Just my opinion. December is probably a slow time for bee supplies since every one is concentrating on holiday shopping. (The majority of the christmas budget is not spent on gifts for the beekeeper.) The free shipping is a good way to encourage purchasing during this slow time. This would also track how successful the advertising dollars are, that are being spent. Also, it never hurts to clear out old inventory before the end of the year. (The less you have to count, the less time inventory takes.) The companies I have worked for always tried to get inventory as low as possible before we did a physical count.
I appreciate Brushy Mountain for offering this service. I appreciate the savings even if it is only on a few items. (That is better than no items)

[ February 06, 2007, 08:49 AM: Message edited by: Southern BeeLady ]


----------



## BjornBee (Feb 7, 2003)

Dan, I never said, or nobody else said they did not honor their word. So your emphatic yell of...

THEY DON'T HAVE TO OFFER FREE SHIPPING AT ALL!!!! 
...is a little off topin or point, and is really way over the top.

My discussion is based on contructive critism. My comments and any discussion should be viewed as educational, enlightening for a producer such as Brushy Mountain, so they can consider the perception, the acceptance of their marketing efforts, and could be used to make changes in the future.

I wish the discussion could be taken for what its worth without you getting hung up on one person's use of the word "honor". But your length of reply, and the tone of which you included much more in the conversation tells me there is more to your point than having as you say.."have a problem with use of the term "honor". 

Oh well....

[ February 06, 2007, 09:01 AM: Message edited by: BjornBee ]


----------



## Dan Williamson (Apr 6, 2004)

Bjorn...

The capital letters were for emphasis not for yelling. 

I am not trying to argue with you or get into a back and forth. I simply viewed my comments as a part of the discussion. 

I have nothing to gain by promoting or taking Brushy's side on the issue. I am just presenting an alternative point of view and my concern with using the word "honor". 

You don't want you comments to be viewed as more than educational and enlightening for the producer.... 

so please don't view my comments as more than educational and enlightening for the consumer.

This wasn't intended to turn into a sparing match.


----------



## Jesus_the_only_way (Mar 17, 2006)

Next time anyone learns of free shipping...post in on here. Then the rest of us can get in on it. I could use the discount...for sure!

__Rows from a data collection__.
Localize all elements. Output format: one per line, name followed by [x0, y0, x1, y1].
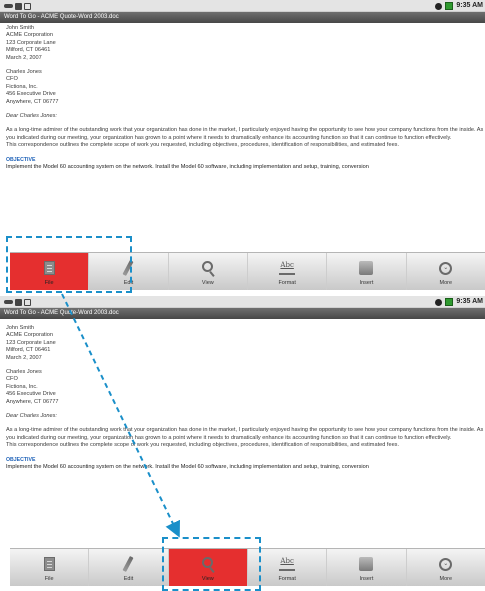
callout-arrow [61, 293, 180, 538]
tutorial-figure: 9:35 AM Word To Go - ACME Quote-Word 200… [0, 0, 485, 591]
arrow-line [61, 293, 180, 538]
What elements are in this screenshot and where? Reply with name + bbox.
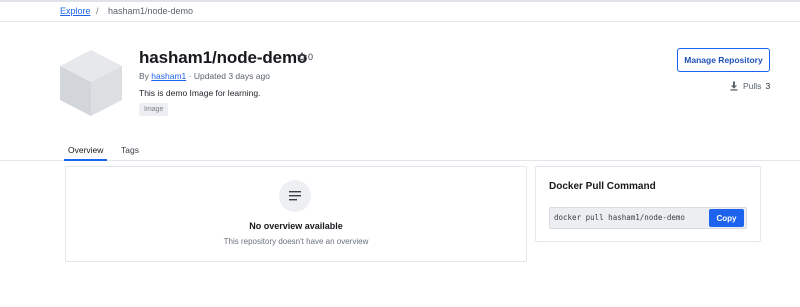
star-count[interactable]: 0	[296, 51, 314, 62]
pull-command-panel: Docker Pull Command docker pull hasham1/…	[535, 166, 761, 242]
pull-command-box: docker pull hasham1/node-demo Copy	[549, 207, 747, 229]
owner-link[interactable]: hasham1	[151, 71, 186, 81]
repo-title: hasham1/node-demo	[139, 48, 308, 67]
overview-panel: No overview available This repository do…	[65, 166, 527, 262]
breadcrumb-separator: /	[96, 6, 99, 16]
image-badge: Image	[139, 103, 169, 116]
no-overview-title: No overview available	[249, 221, 343, 231]
no-overview-subtitle: This repository doesn't have an overview	[223, 237, 369, 246]
pull-command-text[interactable]: docker pull hasham1/node-demo	[554, 213, 685, 222]
active-tab-indicator	[64, 159, 107, 161]
star-icon[interactable]	[296, 51, 308, 62]
tab-tags[interactable]: Tags	[121, 145, 139, 155]
document-icon	[279, 180, 311, 212]
download-icon	[729, 81, 739, 91]
repo-meta: By hasham1 · Updated 3 days ago	[139, 71, 270, 81]
copy-button[interactable]: Copy	[709, 209, 744, 227]
pulls-value: 3	[765, 81, 771, 91]
cube-icon	[58, 48, 124, 118]
manage-repository-button[interactable]: Manage Repository	[677, 48, 770, 72]
breadcrumb-current: hasham1/node-demo	[108, 6, 194, 16]
tab-overview[interactable]: Overview	[68, 145, 103, 155]
pull-command-title: Docker Pull Command	[549, 181, 656, 192]
breadcrumb-explore-link[interactable]: Explore	[60, 6, 91, 16]
pulls-label: Pulls	[743, 81, 762, 91]
star-count-value: 0	[308, 52, 314, 62]
tab-bar: Overview Tags	[0, 140, 800, 161]
updated-text: · Updated 3 days ago	[188, 71, 270, 81]
by-label: By	[139, 71, 149, 81]
breadcrumb: Explore / hasham1/node-demo	[0, 2, 800, 22]
repo-description: This is demo Image for learning.	[139, 88, 261, 98]
pulls-count: Pulls 3	[729, 81, 770, 91]
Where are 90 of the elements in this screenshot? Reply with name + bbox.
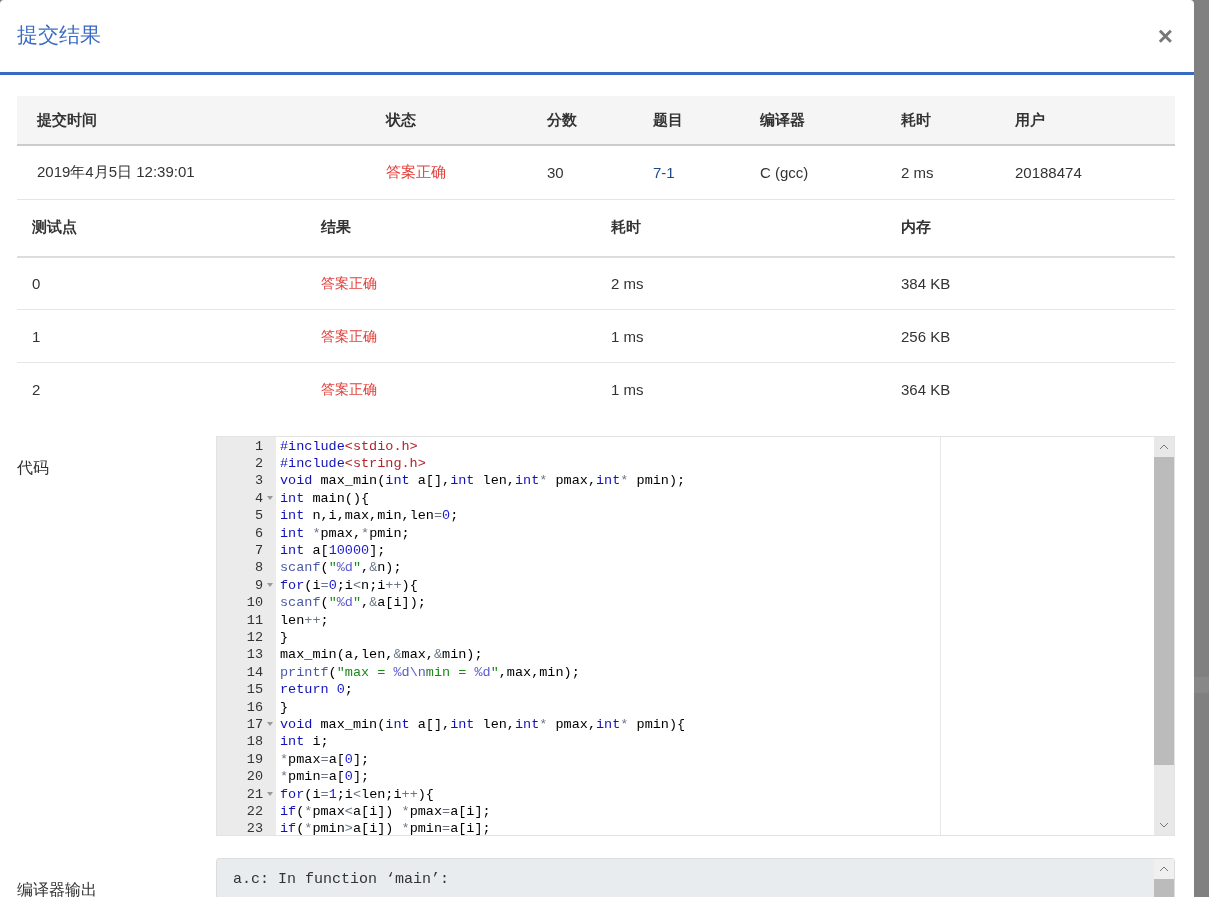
column-header: 耗时 xyxy=(611,218,641,235)
code-line: int main(){ xyxy=(280,490,370,506)
status-text: 答案正确 xyxy=(386,162,446,180)
scroll-up-icon[interactable] xyxy=(1159,443,1169,450)
dialog-title: 提交结果 xyxy=(17,22,101,48)
table-cell: 2 ms xyxy=(611,274,644,292)
table-cell: 30 xyxy=(547,163,564,181)
line-number: 7 xyxy=(254,543,263,559)
code-line: *pmax=a[0]; xyxy=(280,751,370,767)
fold-caret-icon[interactable] xyxy=(266,722,273,727)
line-number: 12 xyxy=(246,630,263,645)
code-line: if(*pmax<a[i]) *pmax=a[i]; xyxy=(280,803,491,819)
table-cell: 1 xyxy=(32,327,41,345)
status-text: 答案正确 xyxy=(321,327,377,344)
table-cell: 2019年4月5日 12:39:01 xyxy=(37,162,195,180)
section-label: 编译器输出 xyxy=(17,879,98,897)
column-header: 状态 xyxy=(386,110,416,128)
line-number: 20 xyxy=(246,769,263,785)
table-cell: C (gcc) xyxy=(760,163,809,181)
code-line: } xyxy=(280,630,289,645)
code-line: return 0; xyxy=(280,682,353,698)
line-number: 1 xyxy=(254,438,263,454)
column-header: 结果 xyxy=(321,218,351,235)
code-line: max_min(a,len,&max,&min); xyxy=(280,647,483,663)
code-line: scanf("%d",&a[i]); xyxy=(280,595,426,611)
column-header: 分数 xyxy=(547,110,577,128)
code-line: } xyxy=(280,699,289,715)
line-number: 16 xyxy=(246,699,263,715)
line-number: 17 xyxy=(246,716,263,732)
code-line: int n,i,max,min,len=0; xyxy=(280,508,459,524)
table-cell: 2 xyxy=(32,380,41,398)
status-text: 答案正确 xyxy=(321,274,377,291)
line-number: 21 xyxy=(246,786,263,802)
table-cell: 364 KB xyxy=(901,380,951,398)
line-number: 19 xyxy=(246,751,263,767)
scrollbar[interactable] xyxy=(1154,436,1174,835)
code-line: int *pmax,*pmin; xyxy=(280,525,410,541)
line-number: 13 xyxy=(246,647,263,663)
line-number: 10 xyxy=(246,595,263,611)
code-line: *pmin=a[0]; xyxy=(280,769,370,785)
line-number: 2 xyxy=(254,456,263,472)
code-line: int a[10000]; xyxy=(280,543,386,559)
line-number: 3 xyxy=(254,473,263,489)
code-line: #include<string.h> xyxy=(280,456,426,472)
code-line: void max_min(int a[],int len,int* pmax,int* pmin){ xyxy=(280,716,686,732)
code-line: void max_min(int a[],int len,int* pmax,int* pmin); xyxy=(280,473,686,489)
line-number: 15 xyxy=(246,682,263,698)
table-cell: 384 KB xyxy=(901,274,951,292)
column-header: 提交时间 xyxy=(37,110,97,128)
code-line: for(i=0;i<n;i++){ xyxy=(280,577,418,593)
line-number: 8 xyxy=(254,560,263,576)
fold-caret-icon[interactable] xyxy=(266,496,273,501)
code-line: printf("max = %d\nmin = %d",max,min); xyxy=(280,664,580,680)
line-number: 14 xyxy=(246,664,263,680)
column-header: 耗时 xyxy=(901,110,931,128)
section-label: 代码 xyxy=(17,457,50,478)
column-header: 测试点 xyxy=(32,218,77,235)
table-cell: 1 ms xyxy=(611,380,644,398)
code-line: len++; xyxy=(280,612,329,628)
status-text: 答案正确 xyxy=(321,380,377,397)
column-header: 内存 xyxy=(901,218,931,235)
table-cell: 20188474 xyxy=(1015,163,1082,181)
line-number: 6 xyxy=(254,525,263,541)
line-number: 22 xyxy=(246,803,263,819)
line-number: 4 xyxy=(254,490,263,506)
problem-link[interactable]: 7-1 xyxy=(653,163,675,181)
column-header: 编译器 xyxy=(760,110,805,128)
fold-caret-icon[interactable] xyxy=(266,792,273,796)
table-cell: 2 ms xyxy=(901,163,934,181)
table-cell: 0 xyxy=(32,274,41,292)
code-line: for(i=1;i<len;i++){ xyxy=(280,786,434,802)
line-number: 23 xyxy=(246,821,263,835)
scroll-down-icon[interactable] xyxy=(1159,821,1169,828)
line-number: 5 xyxy=(254,508,263,524)
scroll-up-icon[interactable] xyxy=(1159,865,1169,872)
close-button[interactable]: × xyxy=(1153,23,1177,49)
line-number: 11 xyxy=(246,612,263,628)
compiler-output-text: a.c: In function ‘main’: xyxy=(232,869,450,890)
line-number: 18 xyxy=(246,734,263,750)
table-cell: 256 KB xyxy=(901,327,951,345)
code-editor[interactable] xyxy=(216,435,1175,836)
code-line: #include<stdio.h> xyxy=(280,438,418,454)
table-cell: 1 ms xyxy=(611,327,644,345)
fold-caret-icon[interactable] xyxy=(266,583,273,588)
column-header: 题目 xyxy=(653,110,683,128)
column-header: 用户 xyxy=(1015,110,1045,128)
code-line: int i; xyxy=(280,734,329,750)
code-line: if(*pmin>a[i]) *pmin=a[i]; xyxy=(280,821,491,835)
line-number: 9 xyxy=(254,577,263,593)
code-line: scanf("%d",&n); xyxy=(280,560,402,576)
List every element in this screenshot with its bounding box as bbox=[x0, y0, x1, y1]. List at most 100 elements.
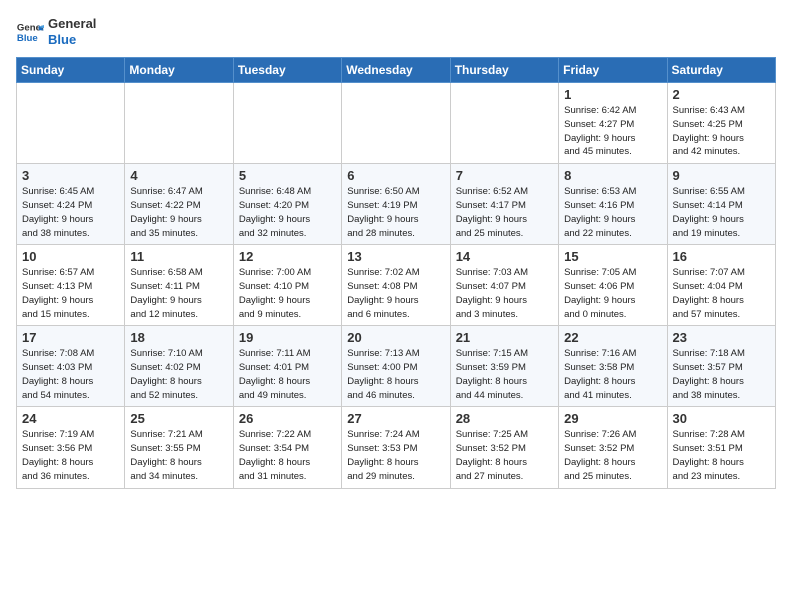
logo-text: General Blue bbox=[48, 16, 96, 47]
calendar-week-row: 24 Sunrise: 7:19 AM Sunset: 3:56 PM Dayli… bbox=[17, 407, 776, 488]
day-info: Sunrise: 6:58 AM Sunset: 4:11 PM Dayligh… bbox=[130, 266, 227, 321]
day-number: 15 bbox=[564, 249, 661, 264]
day-info: Sunrise: 6:55 AM Sunset: 4:14 PM Dayligh… bbox=[673, 185, 770, 240]
calendar-cell: 7 Sunrise: 6:52 AM Sunset: 4:17 PM Daylig… bbox=[450, 164, 558, 245]
weekday-header: Wednesday bbox=[342, 58, 450, 83]
calendar-cell bbox=[233, 83, 341, 164]
calendar-cell: 29Sunrise: 7:26 AM Sunset: 3:52 PM Dayli… bbox=[559, 407, 667, 488]
day-number: 6 bbox=[347, 168, 444, 183]
day-info: Sunrise: 7:07 AM Sunset: 4:04 PM Dayligh… bbox=[673, 266, 770, 321]
day-number: 7 bbox=[456, 168, 553, 183]
day-info: Sunrise: 6:52 AM Sunset: 4:17 PM Dayligh… bbox=[456, 185, 553, 240]
day-number: 4 bbox=[130, 168, 227, 183]
calendar-cell: 25Sunrise: 7:21 AM Sunset: 3:55 PM Dayli… bbox=[125, 407, 233, 488]
calendar-cell: 4 Sunrise: 6:47 AM Sunset: 4:22 PM Daylig… bbox=[125, 164, 233, 245]
weekday-header: Thursday bbox=[450, 58, 558, 83]
day-number: 24 bbox=[22, 411, 119, 426]
day-number: 28 bbox=[456, 411, 553, 426]
weekday-header: Monday bbox=[125, 58, 233, 83]
logo-icon: General Blue bbox=[16, 18, 44, 46]
day-info: Sunrise: 7:26 AM Sunset: 3:52 PM Dayligh… bbox=[564, 428, 661, 483]
day-info: Sunrise: 7:10 AM Sunset: 4:02 PM Dayligh… bbox=[130, 347, 227, 402]
calendar-cell: 21 Sunrise: 7:15 AM Sunset: 3:59 PM Dayli… bbox=[450, 326, 558, 407]
calendar-cell: 26 Sunrise: 7:22 AM Sunset: 3:54 PM Dayli… bbox=[233, 407, 341, 488]
calendar-cell: 1 Sunrise: 6:42 AM Sunset: 4:27 PM Daylig… bbox=[559, 83, 667, 164]
day-number: 22 bbox=[564, 330, 661, 345]
calendar-cell: 22 Sunrise: 7:16 AM Sunset: 3:58 PM Dayli… bbox=[559, 326, 667, 407]
calendar-cell: 14 Sunrise: 7:03 AM Sunset: 4:07 PM Dayli… bbox=[450, 245, 558, 326]
calendar-week-row: 1 Sunrise: 6:42 AM Sunset: 4:27 PM Daylig… bbox=[17, 83, 776, 164]
weekday-header: Sunday bbox=[17, 58, 125, 83]
day-info: Sunrise: 7:18 AM Sunset: 3:57 PM Dayligh… bbox=[673, 347, 770, 402]
calendar-cell bbox=[450, 83, 558, 164]
day-info: Sunrise: 7:02 AM Sunset: 4:08 PM Dayligh… bbox=[347, 266, 444, 321]
calendar-cell: 18 Sunrise: 7:10 AM Sunset: 4:02 PM Dayli… bbox=[125, 326, 233, 407]
day-info: Sunrise: 6:53 AM Sunset: 4:16 PM Dayligh… bbox=[564, 185, 661, 240]
calendar-cell: 9 Sunrise: 6:55 AM Sunset: 4:14 PM Daylig… bbox=[667, 164, 775, 245]
calendar-cell: 16 Sunrise: 7:07 AM Sunset: 4:04 PM Dayli… bbox=[667, 245, 775, 326]
day-info: Sunrise: 7:03 AM Sunset: 4:07 PM Dayligh… bbox=[456, 266, 553, 321]
day-info: Sunrise: 7:16 AM Sunset: 3:58 PM Dayligh… bbox=[564, 347, 661, 402]
day-number: 16 bbox=[673, 249, 770, 264]
day-number: 23 bbox=[673, 330, 770, 345]
day-info: Sunrise: 7:28 AM Sunset: 3:51 PM Dayligh… bbox=[673, 428, 770, 483]
day-info: Sunrise: 7:25 AM Sunset: 3:52 PM Dayligh… bbox=[456, 428, 553, 483]
calendar-cell: 2 Sunrise: 6:43 AM Sunset: 4:25 PM Daylig… bbox=[667, 83, 775, 164]
logo: General Blue General Blue bbox=[16, 16, 96, 47]
weekday-header: Saturday bbox=[667, 58, 775, 83]
calendar-cell: 19 Sunrise: 7:11 AM Sunset: 4:01 PM Dayli… bbox=[233, 326, 341, 407]
day-info: Sunrise: 7:24 AM Sunset: 3:53 PM Dayligh… bbox=[347, 428, 444, 483]
day-number: 3 bbox=[22, 168, 119, 183]
calendar-cell: 24 Sunrise: 7:19 AM Sunset: 3:56 PM Dayli… bbox=[17, 407, 125, 488]
day-info: Sunrise: 6:43 AM Sunset: 4:25 PM Dayligh… bbox=[673, 104, 770, 159]
page-header: General Blue General Blue bbox=[16, 16, 776, 47]
day-info: Sunrise: 6:48 AM Sunset: 4:20 PM Dayligh… bbox=[239, 185, 336, 240]
day-number: 12 bbox=[239, 249, 336, 264]
day-number: 21 bbox=[456, 330, 553, 345]
calendar-cell: 30Sunrise: 7:28 AM Sunset: 3:51 PM Dayli… bbox=[667, 407, 775, 488]
day-number: 5 bbox=[239, 168, 336, 183]
calendar-cell: 11Sunrise: 6:58 AM Sunset: 4:11 PM Dayli… bbox=[125, 245, 233, 326]
day-info: Sunrise: 6:42 AM Sunset: 4:27 PM Dayligh… bbox=[564, 104, 661, 159]
calendar-week-row: 17 Sunrise: 7:08 AM Sunset: 4:03 PM Dayli… bbox=[17, 326, 776, 407]
day-info: Sunrise: 6:45 AM Sunset: 4:24 PM Dayligh… bbox=[22, 185, 119, 240]
day-info: Sunrise: 6:50 AM Sunset: 4:19 PM Dayligh… bbox=[347, 185, 444, 240]
day-number: 27 bbox=[347, 411, 444, 426]
day-number: 1 bbox=[564, 87, 661, 102]
day-number: 2 bbox=[673, 87, 770, 102]
day-info: Sunrise: 6:47 AM Sunset: 4:22 PM Dayligh… bbox=[130, 185, 227, 240]
calendar-cell: 20 Sunrise: 7:13 AM Sunset: 4:00 PM Dayli… bbox=[342, 326, 450, 407]
day-info: Sunrise: 7:15 AM Sunset: 3:59 PM Dayligh… bbox=[456, 347, 553, 402]
calendar-cell: 6 Sunrise: 6:50 AM Sunset: 4:19 PM Daylig… bbox=[342, 164, 450, 245]
weekday-header: Tuesday bbox=[233, 58, 341, 83]
day-info: Sunrise: 7:19 AM Sunset: 3:56 PM Dayligh… bbox=[22, 428, 119, 483]
calendar-cell: 15 Sunrise: 7:05 AM Sunset: 4:06 PM Dayli… bbox=[559, 245, 667, 326]
calendar-cell: 8Sunrise: 6:53 AM Sunset: 4:16 PM Daylig… bbox=[559, 164, 667, 245]
day-info: Sunrise: 7:21 AM Sunset: 3:55 PM Dayligh… bbox=[130, 428, 227, 483]
day-number: 14 bbox=[456, 249, 553, 264]
weekday-header: Friday bbox=[559, 58, 667, 83]
day-number: 19 bbox=[239, 330, 336, 345]
calendar-table: SundayMondayTuesdayWednesdayThursdayFrid… bbox=[16, 57, 776, 488]
calendar-cell: 5 Sunrise: 6:48 AM Sunset: 4:20 PM Daylig… bbox=[233, 164, 341, 245]
day-number: 13 bbox=[347, 249, 444, 264]
day-number: 26 bbox=[239, 411, 336, 426]
svg-text:Blue: Blue bbox=[17, 32, 38, 43]
day-number: 18 bbox=[130, 330, 227, 345]
day-info: Sunrise: 7:05 AM Sunset: 4:06 PM Dayligh… bbox=[564, 266, 661, 321]
day-number: 20 bbox=[347, 330, 444, 345]
day-number: 9 bbox=[673, 168, 770, 183]
calendar-cell: 3 Sunrise: 6:45 AM Sunset: 4:24 PM Daylig… bbox=[17, 164, 125, 245]
day-info: Sunrise: 7:11 AM Sunset: 4:01 PM Dayligh… bbox=[239, 347, 336, 402]
day-number: 17 bbox=[22, 330, 119, 345]
calendar-week-row: 10 Sunrise: 6:57 AM Sunset: 4:13 PM Dayli… bbox=[17, 245, 776, 326]
day-info: Sunrise: 7:08 AM Sunset: 4:03 PM Dayligh… bbox=[22, 347, 119, 402]
calendar-week-row: 3 Sunrise: 6:45 AM Sunset: 4:24 PM Daylig… bbox=[17, 164, 776, 245]
calendar-cell: 23 Sunrise: 7:18 AM Sunset: 3:57 PM Dayli… bbox=[667, 326, 775, 407]
day-info: Sunrise: 7:22 AM Sunset: 3:54 PM Dayligh… bbox=[239, 428, 336, 483]
day-info: Sunrise: 6:57 AM Sunset: 4:13 PM Dayligh… bbox=[22, 266, 119, 321]
page-container: General Blue General Blue SundayMondayTu… bbox=[0, 0, 792, 497]
calendar-body: 1 Sunrise: 6:42 AM Sunset: 4:27 PM Daylig… bbox=[17, 83, 776, 488]
day-number: 10 bbox=[22, 249, 119, 264]
day-info: Sunrise: 7:13 AM Sunset: 4:00 PM Dayligh… bbox=[347, 347, 444, 402]
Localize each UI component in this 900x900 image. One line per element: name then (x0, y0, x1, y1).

__WHAT TO WORK ON__. Reproduce the passage of the forum thread on free shipping from "The capital letters" up to and including "for the consumer.".

__COMPLETE OUTPUT__.
The capital letters were for emphasis not for yelling. 

I am not trying to argue with you or get into a back and forth. I simply viewed my comments as a part of the discussion. 

I have nothing to gain by promoting or taking Brushy's side on the issue. I am just presenting an alternative point of view and my concern with using the word "honor". 

You don't want you comments to be viewed as more than educational and enlightening for the producer.... 

so please don't view my comments as more than educational and enlightening for the consumer.